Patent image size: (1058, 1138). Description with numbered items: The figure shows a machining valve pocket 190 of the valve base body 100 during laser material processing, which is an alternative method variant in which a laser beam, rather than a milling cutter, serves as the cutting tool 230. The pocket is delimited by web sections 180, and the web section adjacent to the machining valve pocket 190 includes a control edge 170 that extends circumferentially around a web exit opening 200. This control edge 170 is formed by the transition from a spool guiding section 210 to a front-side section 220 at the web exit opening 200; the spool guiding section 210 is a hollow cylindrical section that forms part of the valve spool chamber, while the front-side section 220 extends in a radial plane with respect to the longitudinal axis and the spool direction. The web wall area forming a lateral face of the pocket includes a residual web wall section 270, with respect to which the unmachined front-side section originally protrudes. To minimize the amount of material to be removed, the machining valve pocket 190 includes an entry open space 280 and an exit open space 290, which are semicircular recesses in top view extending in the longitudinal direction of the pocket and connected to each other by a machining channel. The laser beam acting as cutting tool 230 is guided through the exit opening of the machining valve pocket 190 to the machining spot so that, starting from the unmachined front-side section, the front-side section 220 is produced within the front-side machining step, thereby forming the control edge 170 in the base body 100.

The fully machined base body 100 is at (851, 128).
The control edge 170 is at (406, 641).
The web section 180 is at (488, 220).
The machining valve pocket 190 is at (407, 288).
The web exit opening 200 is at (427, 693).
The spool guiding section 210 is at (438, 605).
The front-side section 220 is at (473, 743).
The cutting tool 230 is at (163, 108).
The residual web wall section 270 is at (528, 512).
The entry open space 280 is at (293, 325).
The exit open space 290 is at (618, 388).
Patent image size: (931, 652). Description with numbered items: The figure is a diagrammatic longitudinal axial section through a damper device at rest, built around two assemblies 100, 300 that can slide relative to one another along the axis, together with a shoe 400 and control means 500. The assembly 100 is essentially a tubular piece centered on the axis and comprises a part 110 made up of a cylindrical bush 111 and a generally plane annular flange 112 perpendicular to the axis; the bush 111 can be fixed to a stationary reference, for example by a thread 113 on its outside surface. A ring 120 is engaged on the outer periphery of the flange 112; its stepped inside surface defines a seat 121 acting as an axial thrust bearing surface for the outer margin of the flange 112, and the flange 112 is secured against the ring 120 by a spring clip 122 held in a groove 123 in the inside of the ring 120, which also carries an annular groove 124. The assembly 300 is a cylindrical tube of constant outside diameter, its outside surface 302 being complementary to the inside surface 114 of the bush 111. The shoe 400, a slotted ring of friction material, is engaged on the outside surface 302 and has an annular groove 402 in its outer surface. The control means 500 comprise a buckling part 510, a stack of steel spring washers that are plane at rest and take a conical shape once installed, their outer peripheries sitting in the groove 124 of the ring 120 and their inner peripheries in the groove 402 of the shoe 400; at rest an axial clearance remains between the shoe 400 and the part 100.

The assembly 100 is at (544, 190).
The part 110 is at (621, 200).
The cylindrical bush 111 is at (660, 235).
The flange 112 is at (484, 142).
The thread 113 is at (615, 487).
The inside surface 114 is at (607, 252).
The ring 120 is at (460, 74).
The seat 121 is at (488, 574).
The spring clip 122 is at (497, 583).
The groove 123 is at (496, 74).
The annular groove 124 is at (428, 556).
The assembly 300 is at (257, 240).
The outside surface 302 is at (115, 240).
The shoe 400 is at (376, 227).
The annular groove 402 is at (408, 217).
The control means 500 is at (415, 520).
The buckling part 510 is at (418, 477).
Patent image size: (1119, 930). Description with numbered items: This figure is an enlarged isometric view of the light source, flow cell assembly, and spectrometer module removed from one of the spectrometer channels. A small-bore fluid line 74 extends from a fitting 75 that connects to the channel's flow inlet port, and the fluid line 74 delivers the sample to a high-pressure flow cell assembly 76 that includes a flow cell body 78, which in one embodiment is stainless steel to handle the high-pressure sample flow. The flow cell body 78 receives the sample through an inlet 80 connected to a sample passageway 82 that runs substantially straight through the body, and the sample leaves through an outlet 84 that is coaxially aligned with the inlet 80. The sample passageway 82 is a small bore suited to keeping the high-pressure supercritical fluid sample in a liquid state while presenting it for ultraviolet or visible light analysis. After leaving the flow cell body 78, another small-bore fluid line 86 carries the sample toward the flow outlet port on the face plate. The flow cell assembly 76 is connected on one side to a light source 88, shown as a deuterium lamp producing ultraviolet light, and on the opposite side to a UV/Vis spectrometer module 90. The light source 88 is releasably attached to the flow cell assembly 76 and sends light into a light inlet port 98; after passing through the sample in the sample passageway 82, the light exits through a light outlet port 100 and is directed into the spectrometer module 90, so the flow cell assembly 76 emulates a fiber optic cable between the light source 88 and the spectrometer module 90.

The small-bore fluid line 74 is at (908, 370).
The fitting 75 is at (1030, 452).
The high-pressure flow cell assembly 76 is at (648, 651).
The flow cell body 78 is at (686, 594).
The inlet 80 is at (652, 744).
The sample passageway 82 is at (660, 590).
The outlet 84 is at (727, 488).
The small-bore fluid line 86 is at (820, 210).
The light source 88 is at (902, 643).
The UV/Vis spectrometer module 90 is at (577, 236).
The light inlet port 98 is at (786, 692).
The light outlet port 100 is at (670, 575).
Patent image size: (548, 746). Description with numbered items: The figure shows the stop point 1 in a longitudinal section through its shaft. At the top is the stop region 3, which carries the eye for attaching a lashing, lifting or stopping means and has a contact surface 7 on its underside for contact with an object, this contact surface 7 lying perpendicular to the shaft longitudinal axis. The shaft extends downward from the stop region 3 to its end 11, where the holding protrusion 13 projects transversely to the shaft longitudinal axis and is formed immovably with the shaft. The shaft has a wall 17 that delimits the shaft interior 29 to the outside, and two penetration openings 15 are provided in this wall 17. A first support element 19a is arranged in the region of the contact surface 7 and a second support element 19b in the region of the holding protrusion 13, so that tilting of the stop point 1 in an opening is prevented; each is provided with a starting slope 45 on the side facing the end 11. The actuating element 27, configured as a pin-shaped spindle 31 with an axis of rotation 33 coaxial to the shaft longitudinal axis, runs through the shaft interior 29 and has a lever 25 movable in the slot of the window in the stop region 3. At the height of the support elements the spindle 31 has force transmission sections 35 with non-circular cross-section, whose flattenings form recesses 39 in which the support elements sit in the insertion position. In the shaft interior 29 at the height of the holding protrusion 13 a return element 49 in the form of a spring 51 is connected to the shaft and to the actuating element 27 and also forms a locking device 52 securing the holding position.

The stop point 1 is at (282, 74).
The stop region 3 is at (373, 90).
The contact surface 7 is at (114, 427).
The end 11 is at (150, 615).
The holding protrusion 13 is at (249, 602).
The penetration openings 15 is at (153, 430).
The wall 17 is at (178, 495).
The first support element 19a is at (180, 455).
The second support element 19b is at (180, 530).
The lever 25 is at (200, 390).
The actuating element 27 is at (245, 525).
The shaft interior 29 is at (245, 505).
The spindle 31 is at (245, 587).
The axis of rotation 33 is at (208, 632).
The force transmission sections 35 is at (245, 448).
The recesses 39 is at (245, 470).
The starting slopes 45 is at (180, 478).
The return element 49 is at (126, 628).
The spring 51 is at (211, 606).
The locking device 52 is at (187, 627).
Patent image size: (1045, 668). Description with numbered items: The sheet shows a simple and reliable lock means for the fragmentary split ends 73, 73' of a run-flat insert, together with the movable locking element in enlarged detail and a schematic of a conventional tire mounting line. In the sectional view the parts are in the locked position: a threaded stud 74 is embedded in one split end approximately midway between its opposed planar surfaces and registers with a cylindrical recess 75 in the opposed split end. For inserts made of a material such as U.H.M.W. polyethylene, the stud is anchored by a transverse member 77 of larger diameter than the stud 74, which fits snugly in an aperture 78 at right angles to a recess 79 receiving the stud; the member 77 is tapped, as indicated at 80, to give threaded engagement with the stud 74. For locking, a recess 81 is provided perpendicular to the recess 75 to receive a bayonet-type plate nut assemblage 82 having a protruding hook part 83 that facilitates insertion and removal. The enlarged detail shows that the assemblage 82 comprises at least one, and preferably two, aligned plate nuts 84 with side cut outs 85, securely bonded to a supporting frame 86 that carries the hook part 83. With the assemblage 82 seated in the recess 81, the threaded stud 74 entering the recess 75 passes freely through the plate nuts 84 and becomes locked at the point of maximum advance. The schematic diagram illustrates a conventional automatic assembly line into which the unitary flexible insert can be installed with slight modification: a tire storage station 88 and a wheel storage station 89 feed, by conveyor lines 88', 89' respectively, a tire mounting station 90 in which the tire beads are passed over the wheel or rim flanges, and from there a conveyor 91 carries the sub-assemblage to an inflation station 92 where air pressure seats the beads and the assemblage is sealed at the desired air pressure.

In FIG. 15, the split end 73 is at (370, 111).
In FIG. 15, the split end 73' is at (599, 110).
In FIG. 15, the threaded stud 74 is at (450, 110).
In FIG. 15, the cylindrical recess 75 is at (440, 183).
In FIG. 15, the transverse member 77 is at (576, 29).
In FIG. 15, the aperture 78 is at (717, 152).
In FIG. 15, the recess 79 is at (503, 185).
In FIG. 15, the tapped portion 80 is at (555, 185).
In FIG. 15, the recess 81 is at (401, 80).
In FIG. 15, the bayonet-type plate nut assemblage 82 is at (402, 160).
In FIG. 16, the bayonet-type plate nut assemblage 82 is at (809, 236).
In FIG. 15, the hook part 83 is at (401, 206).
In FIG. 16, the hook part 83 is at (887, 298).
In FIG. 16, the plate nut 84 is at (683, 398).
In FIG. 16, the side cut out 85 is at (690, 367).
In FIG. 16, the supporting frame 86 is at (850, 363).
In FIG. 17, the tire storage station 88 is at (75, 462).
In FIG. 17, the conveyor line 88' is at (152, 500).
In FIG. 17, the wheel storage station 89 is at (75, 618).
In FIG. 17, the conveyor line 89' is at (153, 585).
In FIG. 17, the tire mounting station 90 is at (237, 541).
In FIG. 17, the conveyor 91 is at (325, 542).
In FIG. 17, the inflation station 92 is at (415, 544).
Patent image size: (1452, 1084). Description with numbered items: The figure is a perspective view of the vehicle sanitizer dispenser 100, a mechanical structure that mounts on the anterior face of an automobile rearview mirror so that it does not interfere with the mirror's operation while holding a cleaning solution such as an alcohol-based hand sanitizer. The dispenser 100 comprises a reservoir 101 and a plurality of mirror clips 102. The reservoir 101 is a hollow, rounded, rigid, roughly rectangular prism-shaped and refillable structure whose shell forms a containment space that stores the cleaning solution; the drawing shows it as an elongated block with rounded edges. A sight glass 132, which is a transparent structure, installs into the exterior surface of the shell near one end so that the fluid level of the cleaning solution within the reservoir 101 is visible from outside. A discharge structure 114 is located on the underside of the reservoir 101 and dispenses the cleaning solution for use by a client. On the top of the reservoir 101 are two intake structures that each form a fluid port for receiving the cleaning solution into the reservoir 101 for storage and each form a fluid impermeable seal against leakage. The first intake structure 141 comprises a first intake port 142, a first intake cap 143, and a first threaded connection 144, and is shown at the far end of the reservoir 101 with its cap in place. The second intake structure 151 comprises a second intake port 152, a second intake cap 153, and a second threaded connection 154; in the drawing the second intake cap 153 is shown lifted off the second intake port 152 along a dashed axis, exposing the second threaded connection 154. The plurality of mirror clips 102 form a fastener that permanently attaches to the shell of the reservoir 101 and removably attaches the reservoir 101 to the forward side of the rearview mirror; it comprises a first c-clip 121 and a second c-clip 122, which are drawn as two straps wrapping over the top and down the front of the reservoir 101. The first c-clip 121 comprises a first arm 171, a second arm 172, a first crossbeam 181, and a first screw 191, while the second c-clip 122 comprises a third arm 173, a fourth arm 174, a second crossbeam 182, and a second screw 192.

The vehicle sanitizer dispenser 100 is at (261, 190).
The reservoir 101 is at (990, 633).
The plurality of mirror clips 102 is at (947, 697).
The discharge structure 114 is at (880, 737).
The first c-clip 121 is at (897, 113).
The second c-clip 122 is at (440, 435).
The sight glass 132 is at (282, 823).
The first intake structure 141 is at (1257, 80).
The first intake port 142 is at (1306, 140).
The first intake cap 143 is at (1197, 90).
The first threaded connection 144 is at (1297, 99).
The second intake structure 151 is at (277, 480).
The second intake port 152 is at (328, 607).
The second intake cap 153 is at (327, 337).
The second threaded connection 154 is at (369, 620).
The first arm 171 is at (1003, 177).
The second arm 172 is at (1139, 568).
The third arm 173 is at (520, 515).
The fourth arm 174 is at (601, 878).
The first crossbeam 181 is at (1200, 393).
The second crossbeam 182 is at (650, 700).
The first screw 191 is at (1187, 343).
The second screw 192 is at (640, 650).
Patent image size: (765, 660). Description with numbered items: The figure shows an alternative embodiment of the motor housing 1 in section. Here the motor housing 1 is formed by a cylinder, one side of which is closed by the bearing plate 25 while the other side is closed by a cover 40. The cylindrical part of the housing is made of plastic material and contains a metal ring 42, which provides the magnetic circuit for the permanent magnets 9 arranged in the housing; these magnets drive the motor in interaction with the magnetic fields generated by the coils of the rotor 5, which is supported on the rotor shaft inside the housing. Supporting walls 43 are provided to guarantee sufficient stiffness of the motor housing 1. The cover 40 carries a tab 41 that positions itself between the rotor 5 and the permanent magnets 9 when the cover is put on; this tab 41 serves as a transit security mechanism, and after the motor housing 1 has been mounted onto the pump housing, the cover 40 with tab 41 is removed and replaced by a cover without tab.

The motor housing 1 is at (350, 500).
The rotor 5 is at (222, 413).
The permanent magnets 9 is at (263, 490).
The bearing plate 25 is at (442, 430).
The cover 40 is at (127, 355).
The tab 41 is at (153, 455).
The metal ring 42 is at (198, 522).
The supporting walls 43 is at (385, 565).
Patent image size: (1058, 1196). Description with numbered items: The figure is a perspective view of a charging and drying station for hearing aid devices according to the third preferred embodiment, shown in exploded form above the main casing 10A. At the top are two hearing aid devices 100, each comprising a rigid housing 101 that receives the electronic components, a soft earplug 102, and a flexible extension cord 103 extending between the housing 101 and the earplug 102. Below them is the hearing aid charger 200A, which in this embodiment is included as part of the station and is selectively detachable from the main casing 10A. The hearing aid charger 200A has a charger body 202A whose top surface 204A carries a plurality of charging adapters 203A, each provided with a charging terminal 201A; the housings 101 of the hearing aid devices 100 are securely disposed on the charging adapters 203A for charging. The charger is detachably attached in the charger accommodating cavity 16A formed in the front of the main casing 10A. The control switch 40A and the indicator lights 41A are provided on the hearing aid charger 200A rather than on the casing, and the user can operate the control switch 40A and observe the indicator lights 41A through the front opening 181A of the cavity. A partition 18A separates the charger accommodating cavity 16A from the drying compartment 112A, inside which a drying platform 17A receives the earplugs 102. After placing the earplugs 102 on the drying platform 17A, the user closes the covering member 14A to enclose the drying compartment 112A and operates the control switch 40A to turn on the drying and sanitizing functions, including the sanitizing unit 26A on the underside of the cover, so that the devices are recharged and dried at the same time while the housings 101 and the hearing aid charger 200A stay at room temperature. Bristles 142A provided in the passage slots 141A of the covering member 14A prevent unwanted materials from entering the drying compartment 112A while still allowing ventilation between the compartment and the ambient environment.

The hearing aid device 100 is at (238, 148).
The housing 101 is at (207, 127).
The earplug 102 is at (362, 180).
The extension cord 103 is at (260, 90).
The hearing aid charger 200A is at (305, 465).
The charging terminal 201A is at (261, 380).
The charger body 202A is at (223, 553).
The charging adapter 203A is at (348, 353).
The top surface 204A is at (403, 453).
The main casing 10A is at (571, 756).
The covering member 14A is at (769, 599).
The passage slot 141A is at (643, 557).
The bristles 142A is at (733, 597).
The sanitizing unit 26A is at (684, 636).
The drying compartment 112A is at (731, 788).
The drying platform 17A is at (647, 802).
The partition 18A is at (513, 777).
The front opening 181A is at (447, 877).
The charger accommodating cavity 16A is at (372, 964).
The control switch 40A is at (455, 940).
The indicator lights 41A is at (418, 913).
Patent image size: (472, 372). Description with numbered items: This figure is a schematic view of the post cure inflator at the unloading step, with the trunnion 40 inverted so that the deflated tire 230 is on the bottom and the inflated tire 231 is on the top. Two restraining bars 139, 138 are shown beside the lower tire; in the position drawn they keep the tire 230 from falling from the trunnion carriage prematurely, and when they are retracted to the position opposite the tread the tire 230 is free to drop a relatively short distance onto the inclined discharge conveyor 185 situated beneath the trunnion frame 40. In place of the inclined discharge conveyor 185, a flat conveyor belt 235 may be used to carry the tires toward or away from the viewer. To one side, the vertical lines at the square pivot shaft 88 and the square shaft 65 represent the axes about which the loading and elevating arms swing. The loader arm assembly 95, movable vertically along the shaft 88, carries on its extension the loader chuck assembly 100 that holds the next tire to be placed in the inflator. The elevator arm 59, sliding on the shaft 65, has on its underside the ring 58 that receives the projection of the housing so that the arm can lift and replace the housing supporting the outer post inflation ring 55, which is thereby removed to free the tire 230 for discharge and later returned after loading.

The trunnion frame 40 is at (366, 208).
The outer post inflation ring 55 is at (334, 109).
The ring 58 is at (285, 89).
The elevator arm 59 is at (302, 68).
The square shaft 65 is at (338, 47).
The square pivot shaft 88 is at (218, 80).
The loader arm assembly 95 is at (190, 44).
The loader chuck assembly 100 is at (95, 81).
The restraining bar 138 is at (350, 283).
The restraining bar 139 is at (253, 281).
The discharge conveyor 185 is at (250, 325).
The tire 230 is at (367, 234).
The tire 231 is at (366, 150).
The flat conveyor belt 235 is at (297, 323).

━━━━

→ AIM
Write out the lines between the line holding "Patent image size: (472, 372)." and the line holding "The ring 58 is at (285, 89).", inclusive, reproducing each one word for word.

→ FULL OUTPUT
Patent image size: (472, 372). Description with numbered items: This figure is a schematic view of the post cure inflator at the unloading step, with the trunnion 40 inverted so that the deflated tire 230 is on the bottom and the inflated tire 231 is on the top. Two restraining bars 139, 138 are shown beside the lower tire; in the position drawn they keep the tire 230 from falling from the trunnion carriage prematurely, and when they are retracted to the position opposite the tread the tire 230 is free to drop a relatively short distance onto the inclined discharge conveyor 185 situated beneath the trunnion frame 40. In place of the inclined discharge conveyor 185, a flat conveyor belt 235 may be used to carry the tires toward or away from the viewer. To one side, the vertical lines at the square pivot shaft 88 and the square shaft 65 represent the axes about which the loading and elevating arms swing. The loader arm assembly 95, movable vertically along the shaft 88, carries on its extension the loader chuck assembly 100 that holds the next tire to be placed in the inflator. The elevator arm 59, sliding on the shaft 65, has on its underside the ring 58 that receives the projection of the housing so that the arm can lift and replace the housing supporting the outer post inflation ring 55, which is thereby removed to free the tire 230 for discharge and later returned after loading.

The trunnion frame 40 is at (366, 208).
The outer post inflation ring 55 is at (334, 109).
The ring 58 is at (285, 89).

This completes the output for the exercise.